• **Task to complete**: Rewrite the rows below as a JSON list of strings, one string per row and no blank lines. Begin with the first row and stop after the row that contains "time-current: 00:00 [844, 391, 877, 406]".

::::::::

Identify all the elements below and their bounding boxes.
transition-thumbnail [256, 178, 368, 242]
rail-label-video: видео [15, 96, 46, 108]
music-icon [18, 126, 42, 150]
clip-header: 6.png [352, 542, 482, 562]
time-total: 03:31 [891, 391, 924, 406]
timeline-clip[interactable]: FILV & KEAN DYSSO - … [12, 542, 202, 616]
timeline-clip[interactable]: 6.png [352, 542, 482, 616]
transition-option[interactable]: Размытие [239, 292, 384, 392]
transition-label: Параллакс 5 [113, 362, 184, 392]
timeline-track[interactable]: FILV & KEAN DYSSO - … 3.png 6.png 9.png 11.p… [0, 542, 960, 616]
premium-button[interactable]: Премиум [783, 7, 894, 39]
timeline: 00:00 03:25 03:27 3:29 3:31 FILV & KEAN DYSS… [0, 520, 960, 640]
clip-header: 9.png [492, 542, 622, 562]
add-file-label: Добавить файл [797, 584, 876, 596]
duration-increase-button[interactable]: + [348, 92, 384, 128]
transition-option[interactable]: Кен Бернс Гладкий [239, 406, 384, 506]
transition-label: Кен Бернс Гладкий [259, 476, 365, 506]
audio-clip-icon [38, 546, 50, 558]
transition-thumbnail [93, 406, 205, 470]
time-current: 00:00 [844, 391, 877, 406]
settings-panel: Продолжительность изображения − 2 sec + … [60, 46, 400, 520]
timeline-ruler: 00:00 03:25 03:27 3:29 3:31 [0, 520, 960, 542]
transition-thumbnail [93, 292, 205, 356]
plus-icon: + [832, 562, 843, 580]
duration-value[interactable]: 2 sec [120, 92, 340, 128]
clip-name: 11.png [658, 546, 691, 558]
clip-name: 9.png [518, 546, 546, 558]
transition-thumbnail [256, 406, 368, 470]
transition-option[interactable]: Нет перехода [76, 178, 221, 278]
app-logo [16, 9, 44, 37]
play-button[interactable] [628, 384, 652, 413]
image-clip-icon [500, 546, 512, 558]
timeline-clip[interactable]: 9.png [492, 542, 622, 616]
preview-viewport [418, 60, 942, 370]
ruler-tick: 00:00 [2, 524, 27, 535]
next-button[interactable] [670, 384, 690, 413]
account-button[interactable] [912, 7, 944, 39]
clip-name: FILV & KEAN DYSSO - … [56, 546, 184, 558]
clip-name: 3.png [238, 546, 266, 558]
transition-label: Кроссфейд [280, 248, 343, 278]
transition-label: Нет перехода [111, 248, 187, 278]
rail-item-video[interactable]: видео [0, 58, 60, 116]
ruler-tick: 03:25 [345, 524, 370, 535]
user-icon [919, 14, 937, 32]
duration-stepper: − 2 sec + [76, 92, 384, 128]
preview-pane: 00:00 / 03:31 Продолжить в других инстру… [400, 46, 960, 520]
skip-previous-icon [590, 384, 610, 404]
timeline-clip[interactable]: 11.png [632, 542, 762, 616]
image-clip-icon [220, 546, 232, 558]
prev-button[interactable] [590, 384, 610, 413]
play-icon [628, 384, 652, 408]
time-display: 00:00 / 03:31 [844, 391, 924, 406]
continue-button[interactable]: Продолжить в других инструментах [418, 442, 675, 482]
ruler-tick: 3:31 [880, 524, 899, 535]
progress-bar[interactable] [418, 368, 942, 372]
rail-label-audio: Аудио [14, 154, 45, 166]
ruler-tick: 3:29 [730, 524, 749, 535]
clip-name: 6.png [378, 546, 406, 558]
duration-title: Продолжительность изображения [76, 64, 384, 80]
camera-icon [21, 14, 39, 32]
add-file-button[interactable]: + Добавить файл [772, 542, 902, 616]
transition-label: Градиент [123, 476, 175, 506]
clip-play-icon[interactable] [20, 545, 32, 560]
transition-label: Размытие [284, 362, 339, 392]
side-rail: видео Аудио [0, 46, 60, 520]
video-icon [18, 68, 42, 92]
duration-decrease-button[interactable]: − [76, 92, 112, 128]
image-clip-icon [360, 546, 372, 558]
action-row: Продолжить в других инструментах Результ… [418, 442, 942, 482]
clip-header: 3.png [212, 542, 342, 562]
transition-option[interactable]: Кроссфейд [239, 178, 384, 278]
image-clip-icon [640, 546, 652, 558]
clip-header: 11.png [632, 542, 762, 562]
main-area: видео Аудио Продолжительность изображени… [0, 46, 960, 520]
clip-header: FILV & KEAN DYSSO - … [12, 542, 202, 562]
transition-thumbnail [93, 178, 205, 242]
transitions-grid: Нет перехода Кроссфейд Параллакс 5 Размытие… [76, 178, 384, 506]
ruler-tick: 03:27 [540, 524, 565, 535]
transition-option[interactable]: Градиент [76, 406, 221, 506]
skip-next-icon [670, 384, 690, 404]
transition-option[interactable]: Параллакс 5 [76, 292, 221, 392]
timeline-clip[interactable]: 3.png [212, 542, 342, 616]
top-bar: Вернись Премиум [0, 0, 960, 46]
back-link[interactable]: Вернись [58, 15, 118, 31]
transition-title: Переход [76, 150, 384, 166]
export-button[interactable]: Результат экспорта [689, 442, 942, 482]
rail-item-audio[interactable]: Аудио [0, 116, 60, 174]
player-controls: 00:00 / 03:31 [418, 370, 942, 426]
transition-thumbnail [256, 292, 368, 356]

::::::::

• **Result below**:
[
  "Identify all the elements below and their bounding boxes.",
  "transition-thumbnail [256, 178, 368, 242]",
  "rail-label-video: видео [15, 96, 46, 108]",
  "music-icon [18, 126, 42, 150]",
  "clip-header: 6.png [352, 542, 482, 562]",
  "time-total: 03:31 [891, 391, 924, 406]",
  "timeline-clip[interactable]: FILV & KEAN DYSSO - … [12, 542, 202, 616]",
  "timeline-clip[interactable]: 6.png [352, 542, 482, 616]",
  "transition-option[interactable]: Размытие [239, 292, 384, 392]",
  "transition-label: Параллакс 5 [113, 362, 184, 392]",
  "timeline-track[interactable]: FILV & KEAN DYSSO - … 3.png 6.png 9.png 11.p… [0, 542, 960, 616]",
  "premium-button[interactable]: Премиум [783, 7, 894, 39]",
  "timeline: 00:00 03:25 03:27 3:29 3:31 FILV & KEAN DYSS… [0, 520, 960, 640]",
  "clip-header: 9.png [492, 542, 622, 562]",
  "add-file-label: Добавить файл [797, 584, 876, 596]",
  "duration-increase-button[interactable]: + [348, 92, 384, 128]",
  "transition-option[interactable]: Кен Бернс Гладкий [239, 406, 384, 506]",
  "transition-label: Кен Бернс Гладкий [259, 476, 365, 506]",
  "audio-clip-icon [38, 546, 50, 558]",
  "transition-thumbnail [93, 406, 205, 470]",
  "time-current: 00:00 [844, 391, 877, 406]"
]